- **RECORDED INFORMATION**
┄┄┄┄┄┄┄┄┄┄┄┄┄┄┄┄┄┄┄┄
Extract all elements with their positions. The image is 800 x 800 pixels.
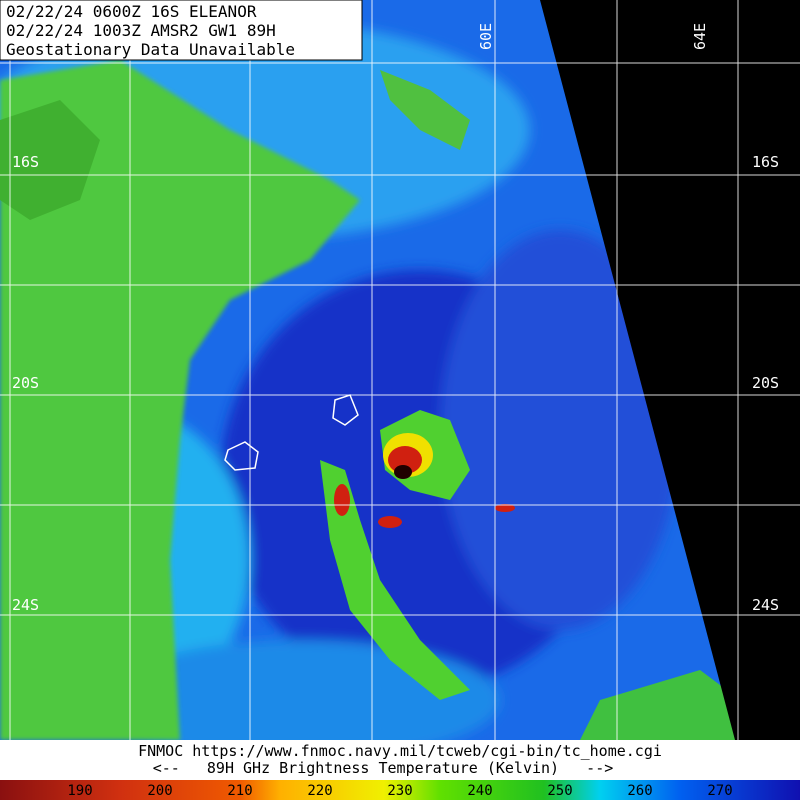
header-line: 02/22/24 1003Z AMSR2 GW1 89H xyxy=(6,21,276,40)
lat-label: 24S xyxy=(12,596,39,614)
footer-bg xyxy=(0,740,800,780)
colorbar-label: 220 xyxy=(307,783,332,799)
lat-label: 20S xyxy=(12,374,39,392)
lon-label: 60E xyxy=(477,23,495,50)
footer-line: <-- 89H GHz Brightness Temperature (Kelv… xyxy=(153,759,614,777)
header-line: 02/22/24 0600Z 16S ELEANOR xyxy=(6,2,257,21)
colorbar-label: 260 xyxy=(627,783,652,799)
grid xyxy=(0,0,800,740)
lon-label: 64E xyxy=(691,23,709,50)
lat-label: 24S xyxy=(752,596,779,614)
colorbar-label: 270 xyxy=(707,783,732,799)
lat-label: 16S xyxy=(12,153,39,171)
colorbar-label: 190 xyxy=(67,783,92,799)
footer-line: FNMOC https://www.fnmoc.navy.mil/tcweb/c… xyxy=(138,742,662,760)
imagery xyxy=(0,0,800,760)
header-line: Geostationary Data Unavailable xyxy=(6,40,295,59)
lat-label: 20S xyxy=(752,374,779,392)
lat-label: 16S xyxy=(752,153,779,171)
colorbar xyxy=(0,780,800,800)
colorbar-label: 250 xyxy=(547,783,572,799)
lat-labels: 16S 16S 20S 20S 24S 24S 60E 64E xyxy=(12,23,779,614)
colorbar-label: 200 xyxy=(147,783,172,799)
colorbar-label: 240 xyxy=(467,783,492,799)
colorbar-label: 230 xyxy=(387,783,412,799)
colorbar-labels: 190 200 210 220 230 240 250 260 270 xyxy=(67,783,732,799)
header-box xyxy=(0,0,363,61)
colorbar-label: 210 xyxy=(227,783,252,799)
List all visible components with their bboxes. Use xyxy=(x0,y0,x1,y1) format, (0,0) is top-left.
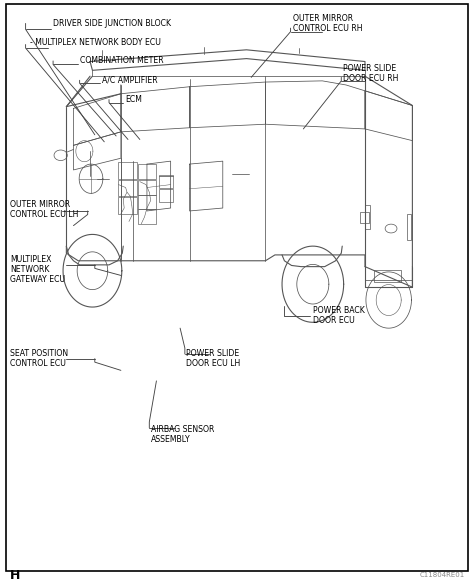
Bar xyxy=(407,214,411,240)
Bar xyxy=(118,197,137,214)
Text: MULTIPLEX
NETWORK
GATEWAY ECU: MULTIPLEX NETWORK GATEWAY ECU xyxy=(10,255,65,284)
Bar xyxy=(138,164,156,179)
Text: OUTER MIRROR
CONTROL ECU LH: OUTER MIRROR CONTROL ECU LH xyxy=(10,200,79,219)
Text: POWER BACK
DOOR ECU: POWER BACK DOOR ECU xyxy=(313,306,365,325)
Bar xyxy=(118,180,137,196)
Bar xyxy=(138,180,156,195)
Bar xyxy=(374,270,401,282)
Text: H: H xyxy=(9,569,20,582)
Text: - MULTIPLEX NETWORK BODY ECU: - MULTIPLEX NETWORK BODY ECU xyxy=(30,38,161,47)
Text: COMBINATION METER: COMBINATION METER xyxy=(80,56,163,65)
Bar xyxy=(138,209,156,224)
Text: ECM: ECM xyxy=(125,95,142,104)
Bar xyxy=(365,205,370,229)
Text: DRIVER SIDE JUNCTION BLOCK: DRIVER SIDE JUNCTION BLOCK xyxy=(53,19,171,28)
Bar xyxy=(138,195,156,209)
Text: POWER SLIDE
DOOR ECU RH: POWER SLIDE DOOR ECU RH xyxy=(343,64,399,83)
Bar xyxy=(159,175,173,188)
Text: POWER SLIDE
DOOR ECU LH: POWER SLIDE DOOR ECU LH xyxy=(186,349,240,368)
Text: C11804RE01: C11804RE01 xyxy=(419,573,465,578)
Text: OUTER MIRROR
CONTROL ECU RH: OUTER MIRROR CONTROL ECU RH xyxy=(293,14,363,33)
Bar xyxy=(360,212,369,223)
Bar xyxy=(159,189,173,202)
Text: A/C AMPLIFIER: A/C AMPLIFIER xyxy=(102,75,157,84)
Text: SEAT POSITION
CONTROL ECU: SEAT POSITION CONTROL ECU xyxy=(10,349,69,368)
Text: AIRBAG SENSOR
ASSEMBLY: AIRBAG SENSOR ASSEMBLY xyxy=(151,425,214,444)
Bar xyxy=(118,162,137,179)
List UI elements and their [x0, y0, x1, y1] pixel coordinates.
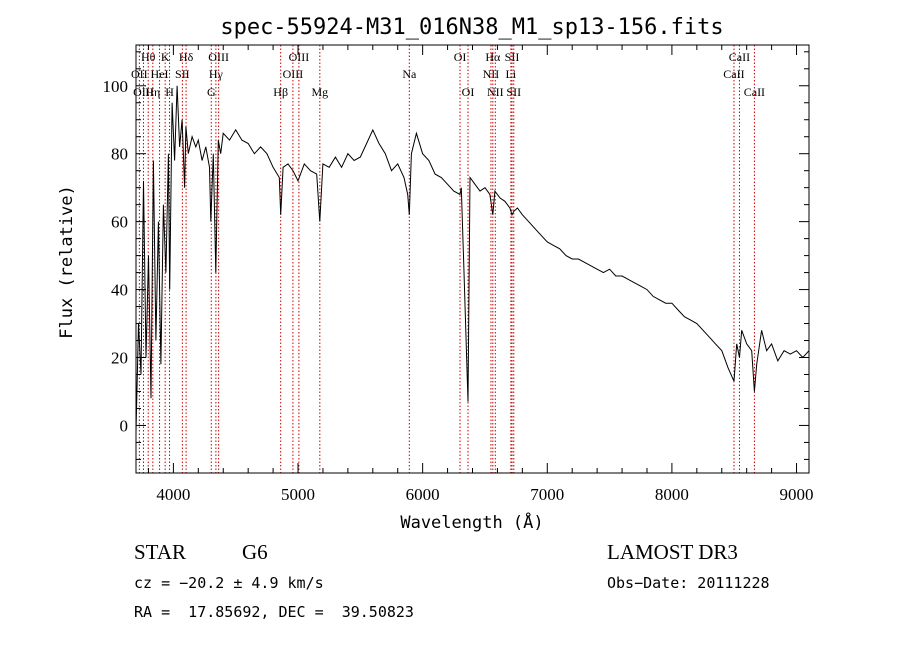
┄┄┄┄┄┄┄┄┄┄┄┄┄┄┄┄┄┄┄┄
- **WHAT THE TASK REQUIRES**
Return every line of the records above that contains the word "elements".

- **SOLUTION TO THIS EXERCISE**
Extract all elements with their positions. The image is 800 x 800 pixels.
List UI elements and their [x0, y0, x1, y1] pixel coordinates.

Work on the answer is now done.